### EXERCISE GOAL
Exclude all pictures, then copy each of the records exactly as written.

### RAW DATA
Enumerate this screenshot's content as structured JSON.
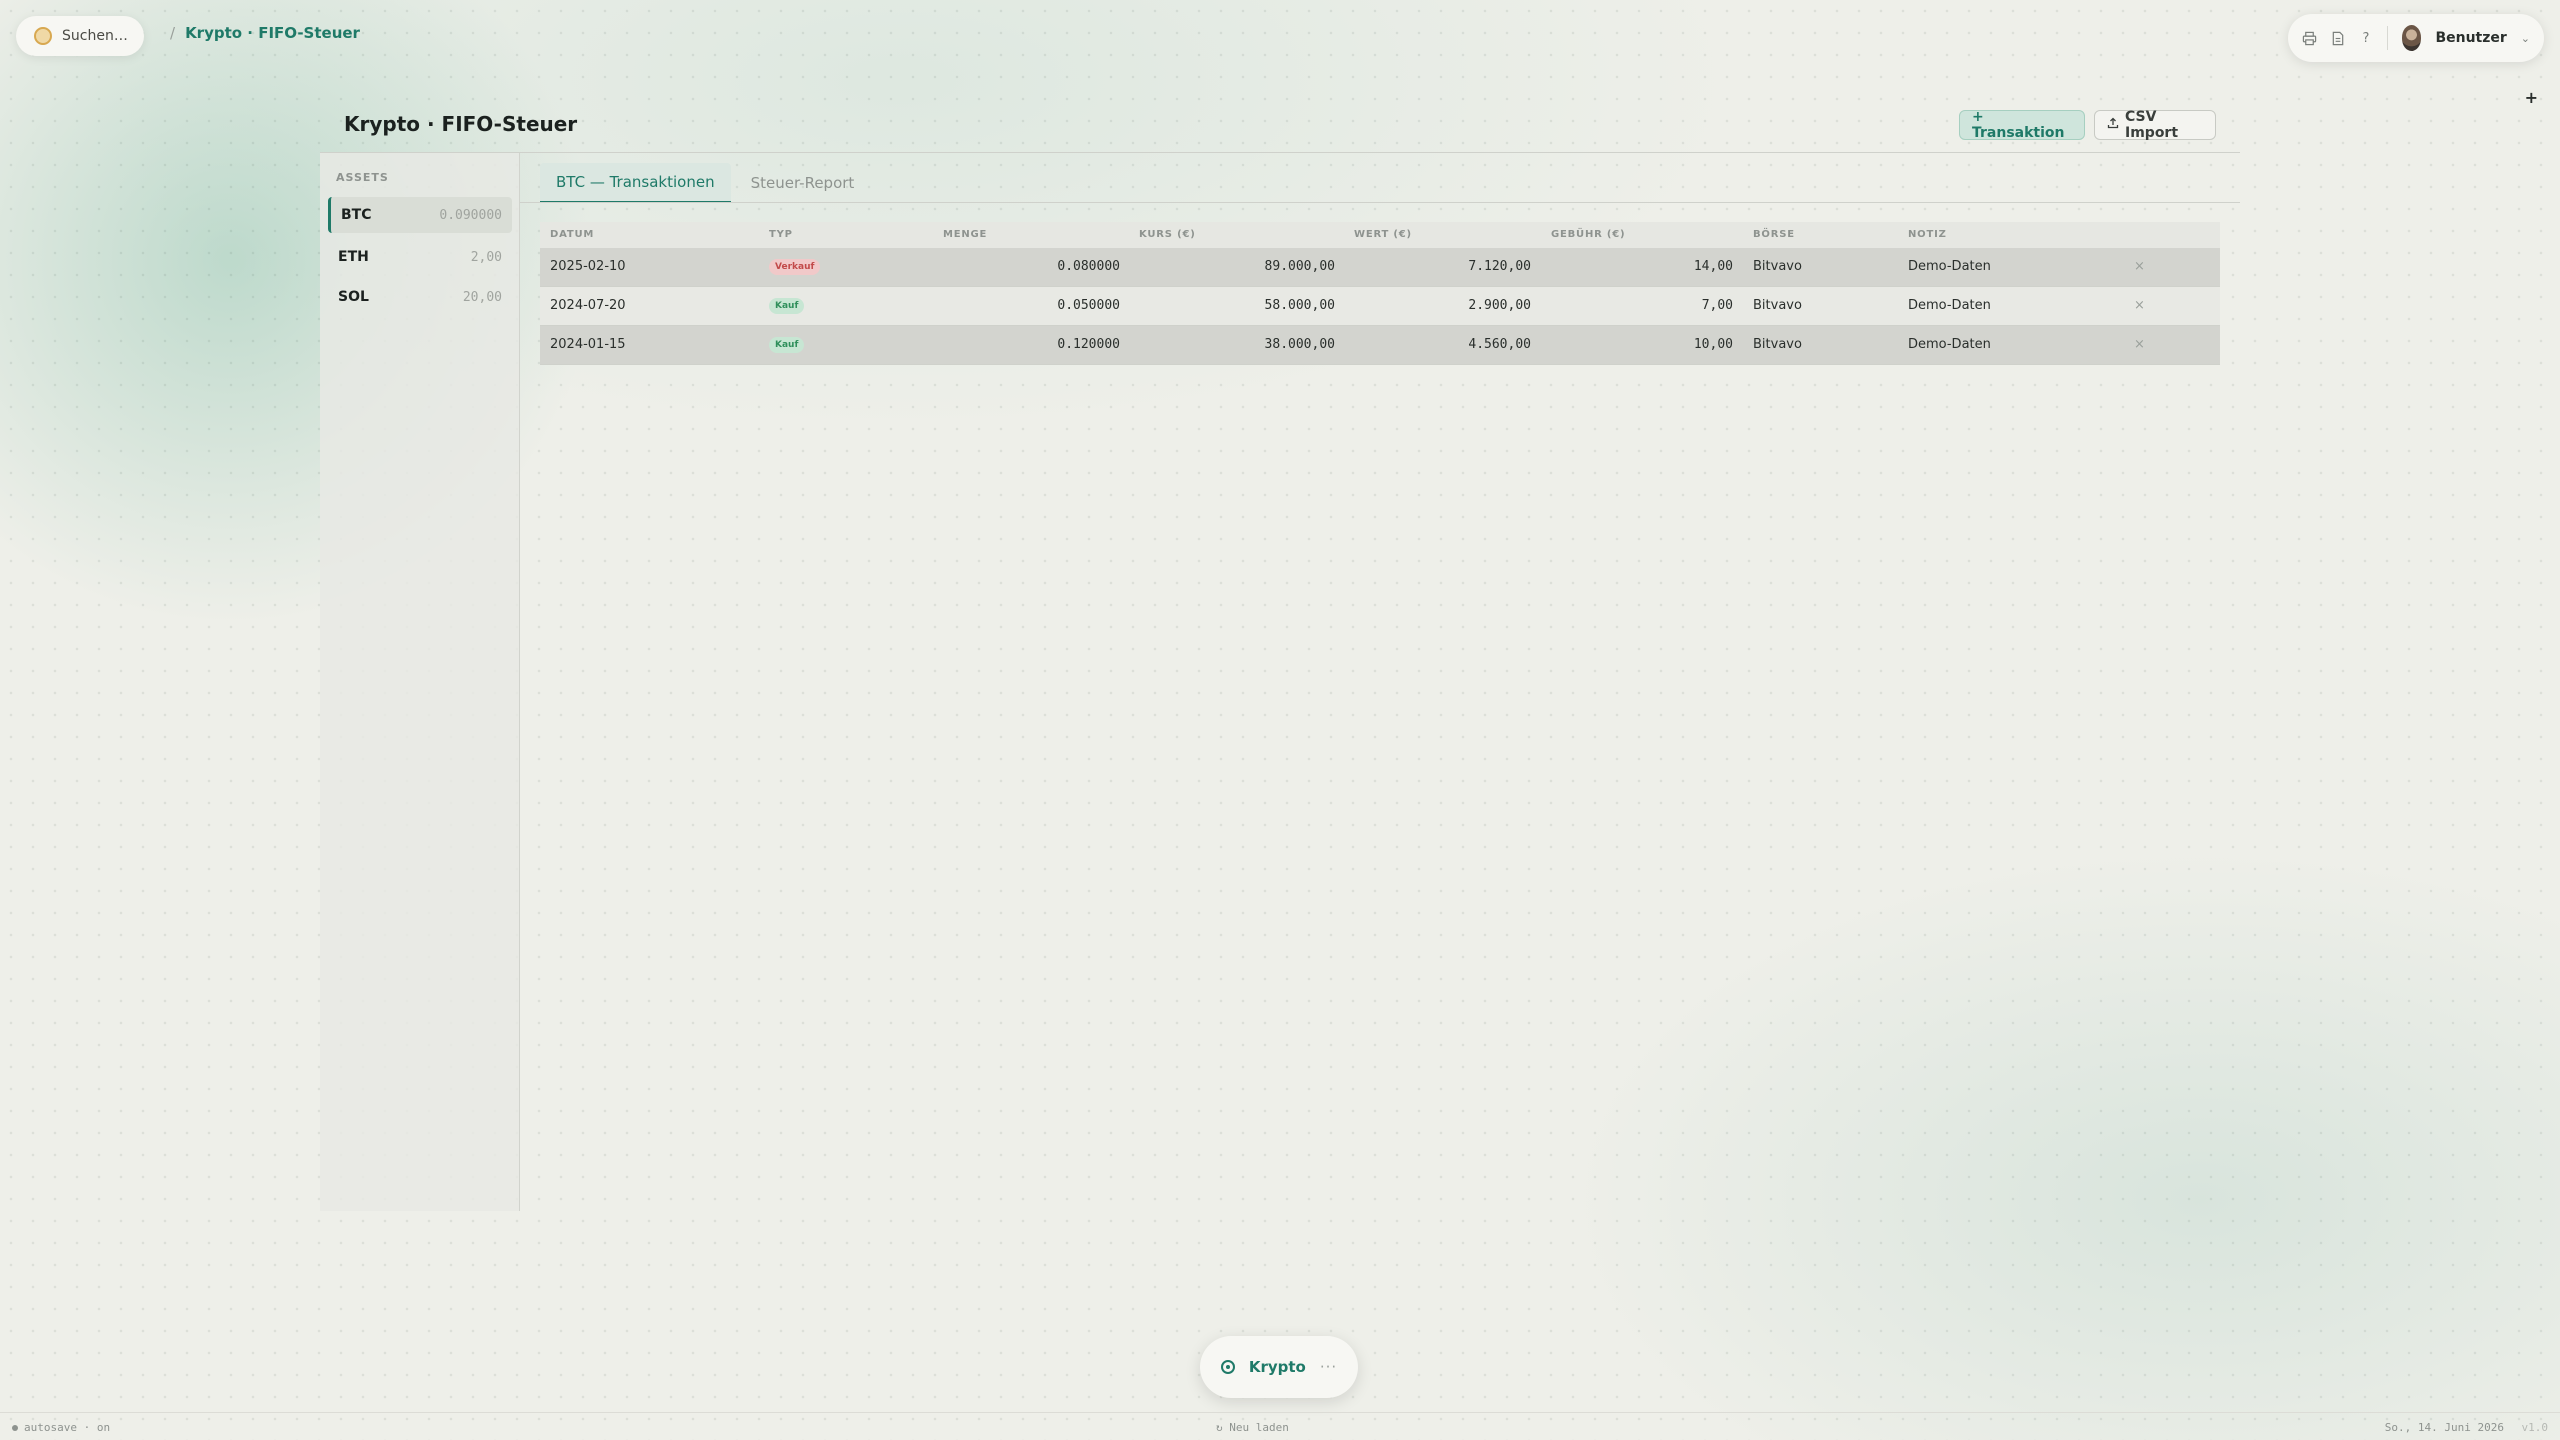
{
  "header": {
    "search_label": "Suchen…",
    "breadcrumb_sep": "/",
    "breadcrumb_current": "Krypto · FIFO-Steuer",
    "user_name": "Benutzer",
    "icons": [
      "printer-icon",
      "document-icon",
      "help-icon"
    ],
    "help_glyph": "?"
  },
  "page": {
    "title": "Krypto · FIFO-Steuer",
    "add_button": "+ Transaktion",
    "csv_button": "CSV Import",
    "corner_plus": "+"
  },
  "sidebar": {
    "section_label": "ASSETS",
    "assets": [
      {
        "symbol": "BTC",
        "amount": "0.090000",
        "active": true
      },
      {
        "symbol": "ETH",
        "amount": "2,00",
        "active": false
      },
      {
        "symbol": "SOL",
        "amount": "20,00",
        "active": false
      }
    ]
  },
  "tabs": [
    {
      "label": "BTC — Transaktionen",
      "active": true
    },
    {
      "label": "Steuer-Report",
      "active": false
    }
  ],
  "table": {
    "headers": [
      "DATUM",
      "TYP",
      "MENGE",
      "KURS (€)",
      "WERT (€)",
      "GEBÜHR (€)",
      "BÖRSE",
      "NOTIZ"
    ],
    "rows": [
      {
        "datum": "2025-02-10",
        "typ": "Verkauf",
        "typ_kind": "sell",
        "menge": "0.080000",
        "kurs": "89.000,00",
        "wert": "7.120,00",
        "gebuehr": "14,00",
        "boerse": "Bitvavo",
        "notiz": "Demo-Daten",
        "delete": "×"
      },
      {
        "datum": "2024-07-20",
        "typ": "Kauf",
        "typ_kind": "buy",
        "menge": "0.050000",
        "kurs": "58.000,00",
        "wert": "2.900,00",
        "gebuehr": "7,00",
        "boerse": "Bitvavo",
        "notiz": "Demo-Daten",
        "delete": "×"
      },
      {
        "datum": "2024-01-15",
        "typ": "Kauf",
        "typ_kind": "buy",
        "menge": "0.120000",
        "kurs": "38.000,00",
        "wert": "4.560,00",
        "gebuehr": "10,00",
        "boerse": "Bitvavo",
        "notiz": "Demo-Daten",
        "delete": "×"
      }
    ]
  },
  "dock": {
    "label": "Krypto",
    "more": "···"
  },
  "statusbar": {
    "left": "autosave · on",
    "center": "↻ Neu laden",
    "right": "So., 14. Juni 2026",
    "version": "v1.0"
  },
  "colors": {
    "accent": "#1f7a68",
    "sell_badge": "#f1c9c9",
    "buy_badge": "#c7e6d3",
    "background": "#eeefe9"
  }
}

### ANSWER IN FULL
Enumerate this screenshot's content as structured JSON.
{
  "header": {
    "search_label": "Suchen…",
    "breadcrumb_sep": "/",
    "breadcrumb_current": "Krypto · FIFO-Steuer",
    "user_name": "Benutzer",
    "icons": [
      "printer-icon",
      "document-icon",
      "help-icon"
    ],
    "help_glyph": "?"
  },
  "page": {
    "title": "Krypto · FIFO-Steuer",
    "add_button": "+ Transaktion",
    "csv_button": "CSV Import",
    "corner_plus": "+"
  },
  "sidebar": {
    "section_label": "ASSETS",
    "assets": [
      {
        "symbol": "BTC",
        "amount": "0.090000",
        "active": true
      },
      {
        "symbol": "ETH",
        "amount": "2,00",
        "active": false
      },
      {
        "symbol": "SOL",
        "amount": "20,00",
        "active": false
      }
    ]
  },
  "tabs": [
    {
      "label": "BTC — Transaktionen",
      "active": true
    },
    {
      "label": "Steuer-Report",
      "active": false
    }
  ],
  "table": {
    "headers": [
      "DATUM",
      "TYP",
      "MENGE",
      "KURS (€)",
      "WERT (€)",
      "GEBÜHR (€)",
      "BÖRSE",
      "NOTIZ"
    ],
    "rows": [
      {
        "datum": "2025-02-10",
        "typ": "Verkauf",
        "typ_kind": "sell",
        "menge": "0.080000",
        "kurs": "89.000,00",
        "wert": "7.120,00",
        "gebuehr": "14,00",
        "boerse": "Bitvavo",
        "notiz": "Demo-Daten",
        "delete": "×"
      },
      {
        "datum": "2024-07-20",
        "typ": "Kauf",
        "typ_kind": "buy",
        "menge": "0.050000",
        "kurs": "58.000,00",
        "wert": "2.900,00",
        "gebuehr": "7,00",
        "boerse": "Bitvavo",
        "notiz": "Demo-Daten",
        "delete": "×"
      },
      {
        "datum": "2024-01-15",
        "typ": "Kauf",
        "typ_kind": "buy",
        "menge": "0.120000",
        "kurs": "38.000,00",
        "wert": "4.560,00",
        "gebuehr": "10,00",
        "boerse": "Bitvavo",
        "notiz": "Demo-Daten",
        "delete": "×"
      }
    ]
  },
  "dock": {
    "label": "Krypto",
    "more": "···"
  },
  "statusbar": {
    "left": "autosave · on",
    "center": "↻ Neu laden",
    "right": "So., 14. Juni 2026",
    "version": "v1.0"
  },
  "colors": {
    "accent": "#1f7a68",
    "sell_badge": "#f1c9c9",
    "buy_badge": "#c7e6d3",
    "background": "#eeefe9"
  }
}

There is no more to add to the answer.